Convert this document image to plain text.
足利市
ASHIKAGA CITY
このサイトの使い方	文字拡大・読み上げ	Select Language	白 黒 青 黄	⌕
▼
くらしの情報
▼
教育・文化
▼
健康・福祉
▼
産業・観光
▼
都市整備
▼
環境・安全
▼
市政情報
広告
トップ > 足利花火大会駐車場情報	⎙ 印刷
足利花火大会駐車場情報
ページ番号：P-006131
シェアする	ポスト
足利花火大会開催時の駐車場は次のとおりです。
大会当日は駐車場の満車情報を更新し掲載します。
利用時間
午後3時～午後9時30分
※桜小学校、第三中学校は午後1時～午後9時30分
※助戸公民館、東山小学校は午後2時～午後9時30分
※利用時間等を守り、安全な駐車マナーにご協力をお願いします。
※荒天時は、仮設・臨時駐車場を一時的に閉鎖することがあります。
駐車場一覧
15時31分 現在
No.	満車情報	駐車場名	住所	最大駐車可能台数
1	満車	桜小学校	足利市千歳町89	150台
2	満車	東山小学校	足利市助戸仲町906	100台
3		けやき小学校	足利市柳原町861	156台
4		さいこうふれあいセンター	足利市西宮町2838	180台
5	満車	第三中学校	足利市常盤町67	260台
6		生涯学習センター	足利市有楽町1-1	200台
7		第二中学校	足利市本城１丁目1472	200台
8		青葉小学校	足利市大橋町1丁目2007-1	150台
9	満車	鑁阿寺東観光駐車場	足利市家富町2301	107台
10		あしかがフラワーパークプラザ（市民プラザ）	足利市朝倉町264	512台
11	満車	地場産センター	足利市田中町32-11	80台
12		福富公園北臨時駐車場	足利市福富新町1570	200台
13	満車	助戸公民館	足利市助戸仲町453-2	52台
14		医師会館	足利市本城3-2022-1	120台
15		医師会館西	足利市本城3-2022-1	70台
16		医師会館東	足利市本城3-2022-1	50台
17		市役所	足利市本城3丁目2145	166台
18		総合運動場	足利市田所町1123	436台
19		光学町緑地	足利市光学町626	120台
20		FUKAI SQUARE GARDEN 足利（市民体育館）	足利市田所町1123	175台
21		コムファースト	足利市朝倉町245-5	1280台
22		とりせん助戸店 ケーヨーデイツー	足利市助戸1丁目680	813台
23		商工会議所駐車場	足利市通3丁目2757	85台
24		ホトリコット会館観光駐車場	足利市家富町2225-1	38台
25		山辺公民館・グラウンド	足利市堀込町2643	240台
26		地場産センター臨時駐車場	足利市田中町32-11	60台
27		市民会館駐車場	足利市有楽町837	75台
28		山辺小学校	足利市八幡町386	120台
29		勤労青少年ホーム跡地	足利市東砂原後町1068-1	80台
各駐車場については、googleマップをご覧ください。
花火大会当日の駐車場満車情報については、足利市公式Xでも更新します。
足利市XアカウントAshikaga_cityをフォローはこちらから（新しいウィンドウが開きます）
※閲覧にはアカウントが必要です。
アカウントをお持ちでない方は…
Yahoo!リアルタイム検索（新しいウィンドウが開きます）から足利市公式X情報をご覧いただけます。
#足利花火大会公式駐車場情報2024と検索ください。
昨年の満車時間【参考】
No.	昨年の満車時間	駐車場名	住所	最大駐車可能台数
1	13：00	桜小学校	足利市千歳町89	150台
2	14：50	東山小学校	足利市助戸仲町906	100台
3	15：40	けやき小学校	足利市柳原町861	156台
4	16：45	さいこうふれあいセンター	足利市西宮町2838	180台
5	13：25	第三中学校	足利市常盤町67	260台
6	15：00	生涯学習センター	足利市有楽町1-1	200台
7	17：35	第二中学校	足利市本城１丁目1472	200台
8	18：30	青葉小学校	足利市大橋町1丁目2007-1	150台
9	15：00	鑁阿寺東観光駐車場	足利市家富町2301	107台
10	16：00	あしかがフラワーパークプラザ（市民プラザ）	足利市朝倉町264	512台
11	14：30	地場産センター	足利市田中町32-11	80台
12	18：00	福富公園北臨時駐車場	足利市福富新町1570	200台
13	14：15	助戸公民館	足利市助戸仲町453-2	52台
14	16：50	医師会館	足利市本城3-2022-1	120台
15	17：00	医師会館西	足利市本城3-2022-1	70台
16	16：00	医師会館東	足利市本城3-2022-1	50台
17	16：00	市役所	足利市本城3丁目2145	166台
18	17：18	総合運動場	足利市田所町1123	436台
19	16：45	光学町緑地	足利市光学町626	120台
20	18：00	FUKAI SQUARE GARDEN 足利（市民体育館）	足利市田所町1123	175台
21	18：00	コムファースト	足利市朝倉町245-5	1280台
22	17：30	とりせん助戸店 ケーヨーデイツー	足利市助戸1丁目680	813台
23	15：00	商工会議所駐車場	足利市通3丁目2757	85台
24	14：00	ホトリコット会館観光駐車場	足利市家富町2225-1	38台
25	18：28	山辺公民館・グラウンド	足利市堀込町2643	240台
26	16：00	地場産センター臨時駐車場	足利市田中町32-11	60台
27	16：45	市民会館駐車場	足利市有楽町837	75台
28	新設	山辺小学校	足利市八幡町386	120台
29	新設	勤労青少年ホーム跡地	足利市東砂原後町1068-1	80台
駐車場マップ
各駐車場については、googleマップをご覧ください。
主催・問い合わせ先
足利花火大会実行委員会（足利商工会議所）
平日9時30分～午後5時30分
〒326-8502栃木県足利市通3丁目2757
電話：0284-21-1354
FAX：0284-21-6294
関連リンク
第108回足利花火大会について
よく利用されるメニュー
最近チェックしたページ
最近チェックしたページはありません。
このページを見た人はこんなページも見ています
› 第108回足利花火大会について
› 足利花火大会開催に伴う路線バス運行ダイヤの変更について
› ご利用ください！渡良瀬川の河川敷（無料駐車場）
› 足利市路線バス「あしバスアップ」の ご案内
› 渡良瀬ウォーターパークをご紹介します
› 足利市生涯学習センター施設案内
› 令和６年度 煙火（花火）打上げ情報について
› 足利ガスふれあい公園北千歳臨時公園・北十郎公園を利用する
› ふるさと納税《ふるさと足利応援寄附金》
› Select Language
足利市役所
================
EXERCISE DESCRIPTION>
Quote the material exactly, leaving nothing out.

SOLUTION TO THIS TASK>
Convert this document image to plain text.
足利市
ASHIKAGA CITY
このサイトの使い方	文字拡大・読み上げ	Select Language	白 黒 青 黄	⌕
▼
くらしの情報
▼
教育・文化
▼
健康・福祉
▼
産業・観光
▼
都市整備
▼
環境・安全
▼
市政情報
広告
トップ > 足利花火大会駐車場情報	⎙ 印刷
足利花火大会駐車場情報
ページ番号：P-006131
シェアする	ポスト
足利花火大会開催時の駐車場は次のとおりです。
大会当日は駐車場の満車情報を更新し掲載します。
利用時間
午後3時～午後9時30分
※桜小学校、第三中学校は午後1時～午後9時30分
※助戸公民館、東山小学校は午後2時～午後9時30分
※利用時間等を守り、安全な駐車マナーにご協力をお願いします。
※荒天時は、仮設・臨時駐車場を一時的に閉鎖することがあります。
駐車場一覧
15時31分 現在
No.	満車情報	駐車場名	住所	最大駐車可能台数
1	満車	桜小学校	足利市千歳町89	150台
2	満車	東山小学校	足利市助戸仲町906	100台
3		けやき小学校	足利市柳原町861	156台
4		さいこうふれあいセンター	足利市西宮町2838	180台
5	満車	第三中学校	足利市常盤町67	260台
6		生涯学習センター	足利市有楽町1-1	200台
7		第二中学校	足利市本城１丁目1472	200台
8		青葉小学校	足利市大橋町1丁目2007-1	150台
9	満車	鑁阿寺東観光駐車場	足利市家富町2301	107台
10		あしかがフラワーパークプラザ（市民プラザ）	足利市朝倉町264	512台
11	満車	地場産センター	足利市田中町32-11	80台
12		福富公園北臨時駐車場	足利市福富新町1570	200台
13	満車	助戸公民館	足利市助戸仲町453-2	52台
14		医師会館	足利市本城3-2022-1	120台
15		医師会館西	足利市本城3-2022-1	70台
16		医師会館東	足利市本城3-2022-1	50台
17		市役所	足利市本城3丁目2145	166台
18		総合運動場	足利市田所町1123	436台
19		光学町緑地	足利市光学町626	120台
20		FUKAI SQUARE GARDEN 足利（市民体育館）	足利市田所町1123	175台
21		コムファースト	足利市朝倉町245-5	1280台
22		とりせん助戸店 ケーヨーデイツー	足利市助戸1丁目680	813台
23		商工会議所駐車場	足利市通3丁目2757	85台
24		ホトリコット会館観光駐車場	足利市家富町2225-1	38台
25		山辺公民館・グラウンド	足利市堀込町2643	240台
26		地場産センター臨時駐車場	足利市田中町32-11	60台
27		市民会館駐車場	足利市有楽町837	75台
28		山辺小学校	足利市八幡町386	120台
29		勤労青少年ホーム跡地	足利市東砂原後町1068-1	80台
各駐車場については、googleマップをご覧ください。
花火大会当日の駐車場満車情報については、足利市公式Xでも更新します。
足利市XアカウントAshikaga_cityをフォローはこちらから（新しいウィンドウが開きます）
※閲覧にはアカウントが必要です。
アカウントをお持ちでない方は…
Yahoo!リアルタイム検索（新しいウィンドウが開きます）から足利市公式X情報をご覧いただけます。
#足利花火大会公式駐車場情報2024と検索ください。
昨年の満車時間【参考】
No.	昨年の満車時間	駐車場名	住所	最大駐車可能台数
1	13：00	桜小学校	足利市千歳町89	150台
2	14：50	東山小学校	足利市助戸仲町906	100台
3	15：40	けやき小学校	足利市柳原町861	156台
4	16：45	さいこうふれあいセンター	足利市西宮町2838	180台
5	13：25	第三中学校	足利市常盤町67	260台
6	15：00	生涯学習センター	足利市有楽町1-1	200台
7	17：35	第二中学校	足利市本城１丁目1472	200台
8	18：30	青葉小学校	足利市大橋町1丁目2007-1	150台
9	15：00	鑁阿寺東観光駐車場	足利市家富町2301	107台
10	16：00	あしかがフラワーパークプラザ（市民プラザ）	足利市朝倉町264	512台
11	14：30	地場産センター	足利市田中町32-11	80台
12	18：00	福富公園北臨時駐車場	足利市福富新町1570	200台
13	14：15	助戸公民館	足利市助戸仲町453-2	52台
14	16：50	医師会館	足利市本城3-2022-1	120台
15	17：00	医師会館西	足利市本城3-2022-1	70台
16	16：00	医師会館東	足利市本城3-2022-1	50台
17	16：00	市役所	足利市本城3丁目2145	166台
18	17：18	総合運動場	足利市田所町1123	436台
19	16：45	光学町緑地	足利市光学町626	120台
20	18：00	FUKAI SQUARE GARDEN 足利（市民体育館）	足利市田所町1123	175台
21	18：00	コムファースト	足利市朝倉町245-5	1280台
22	17：30	とりせん助戸店 ケーヨーデイツー	足利市助戸1丁目680	813台
23	15：00	商工会議所駐車場	足利市通3丁目2757	85台
24	14：00	ホトリコット会館観光駐車場	足利市家富町2225-1	38台
25	18：28	山辺公民館・グラウンド	足利市堀込町2643	240台
26	16：00	地場産センター臨時駐車場	足利市田中町32-11	60台
27	16：45	市民会館駐車場	足利市有楽町837	75台
28	新設	山辺小学校	足利市八幡町386	120台
29	新設	勤労青少年ホーム跡地	足利市東砂原後町1068-1	80台
駐車場マップ
各駐車場については、googleマップをご覧ください。
主催・問い合わせ先
足利花火大会実行委員会（足利商工会議所）
平日9時30分～午後5時30分
〒326-8502栃木県足利市通3丁目2757
電話：0284-21-1354
FAX：0284-21-6294
関連リンク
第108回足利花火大会について
よく利用されるメニュー
最近チェックしたページ
最近チェックしたページはありません。
このページを見た人はこんなページも見ています
› 第108回足利花火大会について
› 足利花火大会開催に伴う路線バス運行ダイヤの変更について
› ご利用ください！渡良瀬川の河川敷（無料駐車場）
› 足利市路線バス「あしバスアップ」の ご案内
› 渡良瀬ウォーターパークをご紹介します
› 足利市生涯学習センター施設案内
› 令和６年度 煙火（花火）打上げ情報について
› 足利ガスふれあい公園北千歳臨時公園・北十郎公園を利用する
› ふるさと納税《ふるさと足利応援寄附金》
› Select Language
足利市役所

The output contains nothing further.